THE TASK - In the data below, find every line that has the string "source", and copy it.

RECORDED DATA -
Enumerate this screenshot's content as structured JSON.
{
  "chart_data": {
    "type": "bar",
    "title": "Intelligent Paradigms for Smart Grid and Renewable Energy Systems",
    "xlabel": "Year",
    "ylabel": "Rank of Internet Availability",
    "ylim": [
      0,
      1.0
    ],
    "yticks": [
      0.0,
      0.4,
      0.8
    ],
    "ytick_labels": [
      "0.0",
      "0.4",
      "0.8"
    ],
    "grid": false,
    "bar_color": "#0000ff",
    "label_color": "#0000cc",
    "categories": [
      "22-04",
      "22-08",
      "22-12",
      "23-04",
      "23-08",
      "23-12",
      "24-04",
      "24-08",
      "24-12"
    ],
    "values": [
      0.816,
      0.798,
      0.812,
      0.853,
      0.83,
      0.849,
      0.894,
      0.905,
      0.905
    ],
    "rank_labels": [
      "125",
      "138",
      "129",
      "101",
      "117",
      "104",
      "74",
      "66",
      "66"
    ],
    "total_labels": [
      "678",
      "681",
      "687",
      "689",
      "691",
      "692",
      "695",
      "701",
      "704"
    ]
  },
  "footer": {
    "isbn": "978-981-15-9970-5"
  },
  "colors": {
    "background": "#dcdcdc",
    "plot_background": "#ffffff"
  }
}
...
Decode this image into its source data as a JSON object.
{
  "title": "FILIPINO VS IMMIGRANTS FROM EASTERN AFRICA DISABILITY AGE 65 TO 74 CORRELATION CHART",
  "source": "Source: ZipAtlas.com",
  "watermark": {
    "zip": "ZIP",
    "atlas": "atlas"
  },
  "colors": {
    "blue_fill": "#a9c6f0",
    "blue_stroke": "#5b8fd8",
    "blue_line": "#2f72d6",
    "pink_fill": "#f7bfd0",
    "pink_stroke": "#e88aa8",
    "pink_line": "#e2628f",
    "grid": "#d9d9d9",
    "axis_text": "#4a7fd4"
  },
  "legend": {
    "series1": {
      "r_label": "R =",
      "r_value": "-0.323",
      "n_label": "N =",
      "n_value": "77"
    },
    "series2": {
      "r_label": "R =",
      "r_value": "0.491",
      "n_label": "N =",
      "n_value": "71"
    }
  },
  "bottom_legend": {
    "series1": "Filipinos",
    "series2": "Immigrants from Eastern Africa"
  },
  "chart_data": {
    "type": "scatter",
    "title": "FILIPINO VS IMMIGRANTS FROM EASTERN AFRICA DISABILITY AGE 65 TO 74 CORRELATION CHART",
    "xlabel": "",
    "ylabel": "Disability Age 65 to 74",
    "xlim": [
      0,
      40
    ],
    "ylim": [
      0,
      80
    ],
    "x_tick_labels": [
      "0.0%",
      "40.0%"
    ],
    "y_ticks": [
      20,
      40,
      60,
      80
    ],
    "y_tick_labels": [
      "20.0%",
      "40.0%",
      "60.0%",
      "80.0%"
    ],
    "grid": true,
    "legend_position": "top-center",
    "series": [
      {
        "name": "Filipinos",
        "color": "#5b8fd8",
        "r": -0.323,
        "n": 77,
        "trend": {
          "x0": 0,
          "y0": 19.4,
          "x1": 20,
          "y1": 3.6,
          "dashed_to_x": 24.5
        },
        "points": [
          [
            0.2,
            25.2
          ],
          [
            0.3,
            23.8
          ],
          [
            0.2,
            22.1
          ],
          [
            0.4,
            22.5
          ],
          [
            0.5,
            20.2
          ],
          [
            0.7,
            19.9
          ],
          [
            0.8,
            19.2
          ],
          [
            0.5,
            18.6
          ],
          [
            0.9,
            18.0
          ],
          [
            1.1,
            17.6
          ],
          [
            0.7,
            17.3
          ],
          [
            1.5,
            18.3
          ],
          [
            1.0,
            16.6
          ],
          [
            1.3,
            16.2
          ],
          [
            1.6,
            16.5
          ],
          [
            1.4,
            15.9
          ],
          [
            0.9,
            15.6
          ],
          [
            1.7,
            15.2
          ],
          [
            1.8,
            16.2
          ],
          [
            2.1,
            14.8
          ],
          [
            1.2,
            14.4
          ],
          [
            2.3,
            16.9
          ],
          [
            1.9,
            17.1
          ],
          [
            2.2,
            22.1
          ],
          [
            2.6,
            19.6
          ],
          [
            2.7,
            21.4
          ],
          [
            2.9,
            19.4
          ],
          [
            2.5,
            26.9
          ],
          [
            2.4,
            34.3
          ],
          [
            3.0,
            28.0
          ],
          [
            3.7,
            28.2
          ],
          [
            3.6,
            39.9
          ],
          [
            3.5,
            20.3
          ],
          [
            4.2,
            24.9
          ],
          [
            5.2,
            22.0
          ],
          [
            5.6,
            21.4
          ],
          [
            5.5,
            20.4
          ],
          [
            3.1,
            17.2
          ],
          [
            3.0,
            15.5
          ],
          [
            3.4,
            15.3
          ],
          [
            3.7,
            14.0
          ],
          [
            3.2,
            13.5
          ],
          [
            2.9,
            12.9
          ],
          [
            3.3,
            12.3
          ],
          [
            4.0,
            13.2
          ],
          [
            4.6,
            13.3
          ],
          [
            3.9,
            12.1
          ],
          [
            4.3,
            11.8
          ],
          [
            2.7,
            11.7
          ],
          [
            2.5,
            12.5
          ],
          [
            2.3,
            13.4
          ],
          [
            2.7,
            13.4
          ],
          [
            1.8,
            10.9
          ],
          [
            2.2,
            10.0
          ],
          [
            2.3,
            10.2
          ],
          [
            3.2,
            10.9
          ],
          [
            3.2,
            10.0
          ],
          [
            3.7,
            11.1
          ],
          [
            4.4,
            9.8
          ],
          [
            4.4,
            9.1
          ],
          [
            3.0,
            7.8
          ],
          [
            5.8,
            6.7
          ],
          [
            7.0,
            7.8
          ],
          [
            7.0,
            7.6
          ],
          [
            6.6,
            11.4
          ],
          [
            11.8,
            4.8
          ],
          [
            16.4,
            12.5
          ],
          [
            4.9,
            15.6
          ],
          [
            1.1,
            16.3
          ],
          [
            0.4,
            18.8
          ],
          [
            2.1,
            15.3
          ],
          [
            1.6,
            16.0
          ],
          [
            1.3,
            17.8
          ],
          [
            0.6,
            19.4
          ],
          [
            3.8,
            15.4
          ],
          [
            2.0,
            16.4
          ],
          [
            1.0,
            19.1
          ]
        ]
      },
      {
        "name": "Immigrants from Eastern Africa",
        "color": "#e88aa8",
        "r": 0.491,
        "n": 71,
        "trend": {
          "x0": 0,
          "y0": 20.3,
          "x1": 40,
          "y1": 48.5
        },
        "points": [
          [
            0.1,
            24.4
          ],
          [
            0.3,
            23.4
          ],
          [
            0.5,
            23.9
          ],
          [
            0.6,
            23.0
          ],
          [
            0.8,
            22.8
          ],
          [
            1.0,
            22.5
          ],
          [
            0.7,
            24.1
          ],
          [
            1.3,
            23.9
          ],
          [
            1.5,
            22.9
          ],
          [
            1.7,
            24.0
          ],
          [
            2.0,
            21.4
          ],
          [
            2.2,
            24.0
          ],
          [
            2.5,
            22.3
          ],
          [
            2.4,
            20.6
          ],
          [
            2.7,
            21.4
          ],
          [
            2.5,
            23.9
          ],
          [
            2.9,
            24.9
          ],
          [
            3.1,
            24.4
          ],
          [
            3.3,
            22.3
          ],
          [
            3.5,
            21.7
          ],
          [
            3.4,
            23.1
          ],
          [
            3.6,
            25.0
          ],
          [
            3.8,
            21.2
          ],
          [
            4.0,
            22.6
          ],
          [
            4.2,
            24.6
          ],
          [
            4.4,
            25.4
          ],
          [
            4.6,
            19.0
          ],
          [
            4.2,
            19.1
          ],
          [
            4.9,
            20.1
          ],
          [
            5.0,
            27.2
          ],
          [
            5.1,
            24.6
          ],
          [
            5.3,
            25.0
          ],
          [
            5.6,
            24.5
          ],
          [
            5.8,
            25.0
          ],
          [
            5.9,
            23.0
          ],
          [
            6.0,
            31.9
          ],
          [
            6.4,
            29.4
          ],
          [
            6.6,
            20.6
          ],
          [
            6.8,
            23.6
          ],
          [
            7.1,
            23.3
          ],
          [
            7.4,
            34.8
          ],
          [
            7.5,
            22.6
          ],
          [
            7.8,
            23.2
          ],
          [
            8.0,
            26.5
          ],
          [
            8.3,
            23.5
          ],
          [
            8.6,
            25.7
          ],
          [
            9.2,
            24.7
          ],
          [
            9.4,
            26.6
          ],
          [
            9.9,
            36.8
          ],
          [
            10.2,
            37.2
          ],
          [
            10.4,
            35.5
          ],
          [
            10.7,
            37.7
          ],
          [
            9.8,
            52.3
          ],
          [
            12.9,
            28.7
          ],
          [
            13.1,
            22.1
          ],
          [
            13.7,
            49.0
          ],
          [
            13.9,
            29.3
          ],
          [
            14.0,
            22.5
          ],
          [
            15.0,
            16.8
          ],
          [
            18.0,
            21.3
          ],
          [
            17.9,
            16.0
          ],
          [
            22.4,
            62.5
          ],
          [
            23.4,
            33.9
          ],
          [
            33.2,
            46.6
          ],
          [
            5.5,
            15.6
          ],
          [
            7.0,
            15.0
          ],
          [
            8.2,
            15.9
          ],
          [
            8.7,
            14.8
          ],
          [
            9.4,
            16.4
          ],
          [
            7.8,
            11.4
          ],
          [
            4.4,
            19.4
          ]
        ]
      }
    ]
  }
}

EXERCISE OUTPUT -
Decode this image into its source data as a JSON object.
  "source": "Source: ZipAtlas.com",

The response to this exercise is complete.